* [Your task]
Repeat the entries that follow verbatim, without any of their pictures.

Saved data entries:
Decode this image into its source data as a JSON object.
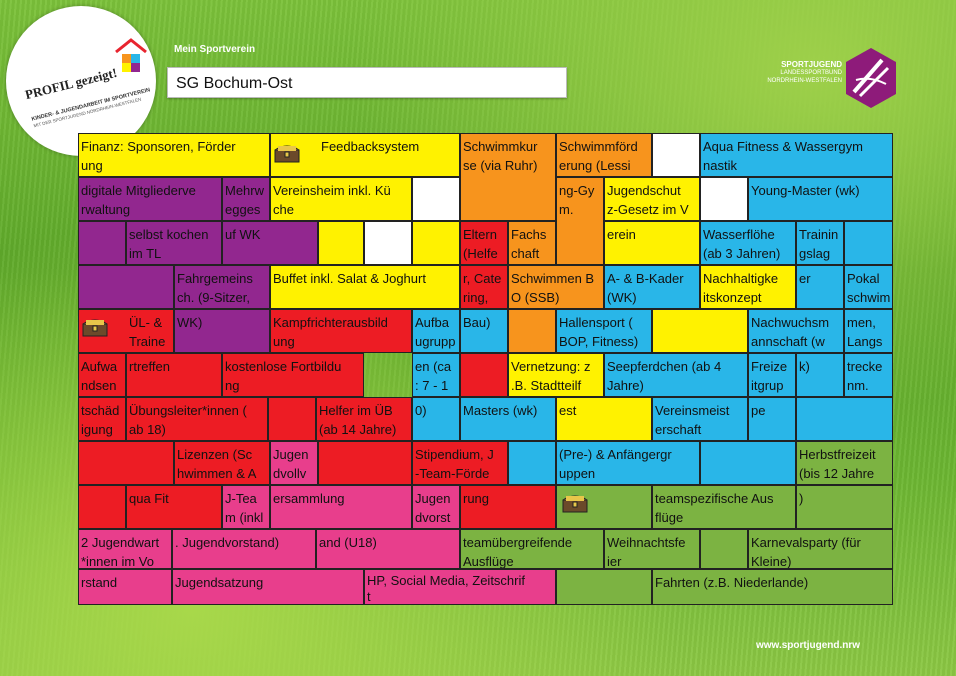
{
  "header": {
    "logo_left": {
      "line1": "PROFIL gezeigt!",
      "line2": "KINDER- & JUGENDARBEIT IM SPORTVEREIN",
      "line3": "MIT DER SPORTJUGEND NORDRHEIN-WESTFALEN"
    },
    "label": "Mein Sportverein",
    "club_name": "SG Bochum-Ost",
    "logo_right": {
      "line1": "SPORTJUGEND",
      "line2": "LANDESSPORTBUND",
      "line3": "NORDRHEIN-WESTFALEN"
    }
  },
  "footer": {
    "url": "www.sportjugend.nrw"
  },
  "colors": {
    "yellow": "#fff200",
    "orange": "#f7941d",
    "cyan": "#29b6e8",
    "purple": "#92278f",
    "red": "#ed1c24",
    "green": "#7cb342",
    "pink": "#e83e8c"
  },
  "tiles": {
    "t01": "Finanz: Sponsoren, Förder\nung",
    "t02": "Feedbacksystem",
    "t03": "Schwimmkur\nse (via Ruhr)",
    "t04": "Schwimmförd\nerung (Lessi",
    "t05": "Aqua Fitness & Wassergym\nnastik",
    "t06": "digitale Mitgliederve\nrwaltung",
    "t07": "Mehrw\negges",
    "t08": "Vereinsheim inkl. Kü\nche",
    "t09": "ng-Gy\nm.",
    "t10": "Jugendschut\nz-Gesetz im V",
    "t11": "Young-Master (wk)",
    "t12": "selbst kochen\nim TL",
    "t13": "uf WK",
    "t14": "Eltern\n(Helfe",
    "t15": "Fachs\nchaft",
    "t16": "erein",
    "t17": "Wasserflöhe\n(ab 3 Jahren)",
    "t18": "Trainin\ngslag",
    "t19": "Fahrgemeins\nch. (9-Sitzer,",
    "t20": "Buffet inkl. Salat & Joghurt",
    "t21": "r, Cate\nring,",
    "t22": "Schwimmen B\nO (SSB)",
    "t23": "A- & B-Kader\n(WK)",
    "t24": "Nachhaltigke\nitskonzept",
    "t25": "er",
    "t26": "Pokal\nschwim",
    "t27": "ÜL- &\nTraine",
    "t28": "WK)",
    "t29": "Kampfrichterausbild\nung",
    "t30": "Aufba\nugrupp",
    "t31": "Bau)",
    "t32": "Hallensport (\nBOP, Fitness)",
    "t33": "Nachwuchsm\nannschaft (w",
    "t34": "men,\nLangs",
    "t35": "Aufwa\nndsen",
    "t36": "rtreffen",
    "t37": "kostenlose Fortbildu\nng",
    "t38": "en (ca\n: 7 - 1",
    "t39": "Vernetzung: z\n.B. Stadtteilf",
    "t40": "Seepferdchen (ab 4\nJahre)",
    "t41": "Freize\nitgrup",
    "t42": "k)",
    "t43": "trecke\nnm.",
    "t44": "tschäd\nigung",
    "t45": "Übungsleiter*innen (\nab 18)",
    "t46": "Helfer im ÜB\n(ab 14 Jahre)",
    "t47": "0)",
    "t48": "Masters (wk)",
    "t49": "est",
    "t50": "Vereinsmeist\nerschaft",
    "t51": "pe",
    "t52": "Lizenzen (Sc\nhwimmen & A",
    "t53": "Jugen\ndvollv",
    "t54": "Stipendium, J\n-Team-Förde",
    "t55": "(Pre-) & Anfängergr\nuppen",
    "t56": "Herbstfreizeit\n(bis 12 Jahre",
    "t57": "qua Fit",
    "t58": "J-Tea\nm (inkl",
    "t59": "ersammlung",
    "t60": "Jugen\ndvorst",
    "t61": "rung",
    "t62": "teamspezifische Aus\nflüge",
    "t63": ")",
    "t64": "2 Jugendwart\n*innen im Vo",
    "t65": ". Jugendvorstand)",
    "t66": "and (U18)",
    "t67": "teamübergreifende\nAusflüge",
    "t68": "Weihnachtsfe\nier",
    "t69": "Karnevalsparty (für\nKleine)",
    "t70": "rstand",
    "t71": "Jugendsatzung",
    "t72": "HP, Social Media, Zeitschrif\nt",
    "t73": "Fahrten (z.B. Niederlande)"
  }
}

* [Answer in full]
Decode this image into its source data as a JSON object.
{
  "header": {
    "logo_left": {
      "line1": "PROFIL gezeigt!",
      "line2": "KINDER- & JUGENDARBEIT IM SPORTVEREIN",
      "line3": "MIT DER SPORTJUGEND NORDRHEIN-WESTFALEN"
    },
    "label": "Mein Sportverein",
    "club_name": "SG Bochum-Ost",
    "logo_right": {
      "line1": "SPORTJUGEND",
      "line2": "LANDESSPORTBUND",
      "line3": "NORDRHEIN-WESTFALEN"
    }
  },
  "footer": {
    "url": "www.sportjugend.nrw"
  },
  "colors": {
    "yellow": "#fff200",
    "orange": "#f7941d",
    "cyan": "#29b6e8",
    "purple": "#92278f",
    "red": "#ed1c24",
    "green": "#7cb342",
    "pink": "#e83e8c"
  },
  "tiles": {
    "t01": "Finanz: Sponsoren, Förder\nung",
    "t02": "Feedbacksystem",
    "t03": "Schwimmkur\nse (via Ruhr)",
    "t04": "Schwimmförd\nerung (Lessi",
    "t05": "Aqua Fitness & Wassergym\nnastik",
    "t06": "digitale Mitgliederve\nrwaltung",
    "t07": "Mehrw\negges",
    "t08": "Vereinsheim inkl. Kü\nche",
    "t09": "ng-Gy\nm.",
    "t10": "Jugendschut\nz-Gesetz im V",
    "t11": "Young-Master (wk)",
    "t12": "selbst kochen\nim TL",
    "t13": "uf WK",
    "t14": "Eltern\n(Helfe",
    "t15": "Fachs\nchaft",
    "t16": "erein",
    "t17": "Wasserflöhe\n(ab 3 Jahren)",
    "t18": "Trainin\ngslag",
    "t19": "Fahrgemeins\nch. (9-Sitzer,",
    "t20": "Buffet inkl. Salat & Joghurt",
    "t21": "r, Cate\nring,",
    "t22": "Schwimmen B\nO (SSB)",
    "t23": "A- & B-Kader\n(WK)",
    "t24": "Nachhaltigke\nitskonzept",
    "t25": "er",
    "t26": "Pokal\nschwim",
    "t27": "ÜL- &\nTraine",
    "t28": "WK)",
    "t29": "Kampfrichterausbild\nung",
    "t30": "Aufba\nugrupp",
    "t31": "Bau)",
    "t32": "Hallensport (\nBOP, Fitness)",
    "t33": "Nachwuchsm\nannschaft (w",
    "t34": "men,\nLangs",
    "t35": "Aufwa\nndsen",
    "t36": "rtreffen",
    "t37": "kostenlose Fortbildu\nng",
    "t38": "en (ca\n: 7 - 1",
    "t39": "Vernetzung: z\n.B. Stadtteilf",
    "t40": "Seepferdchen (ab 4\nJahre)",
    "t41": "Freize\nitgrup",
    "t42": "k)",
    "t43": "trecke\nnm.",
    "t44": "tschäd\nigung",
    "t45": "Übungsleiter*innen (\nab 18)",
    "t46": "Helfer im ÜB\n(ab 14 Jahre)",
    "t47": "0)",
    "t48": "Masters (wk)",
    "t49": "est",
    "t50": "Vereinsmeist\nerschaft",
    "t51": "pe",
    "t52": "Lizenzen (Sc\nhwimmen & A",
    "t53": "Jugen\ndvollv",
    "t54": "Stipendium, J\n-Team-Förde",
    "t55": "(Pre-) & Anfängergr\nuppen",
    "t56": "Herbstfreizeit\n(bis 12 Jahre",
    "t57": "qua Fit",
    "t58": "J-Tea\nm (inkl",
    "t59": "ersammlung",
    "t60": "Jugen\ndvorst",
    "t61": "rung",
    "t62": "teamspezifische Aus\nflüge",
    "t63": ")",
    "t64": "2 Jugendwart\n*innen im Vo",
    "t65": ". Jugendvorstand)",
    "t66": "and (U18)",
    "t67": "teamübergreifende\nAusflüge",
    "t68": "Weihnachtsfe\nier",
    "t69": "Karnevalsparty (für\nKleine)",
    "t70": "rstand",
    "t71": "Jugendsatzung",
    "t72": "HP, Social Media, Zeitschrif\nt",
    "t73": "Fahrten (z.B. Niederlande)"
  }
}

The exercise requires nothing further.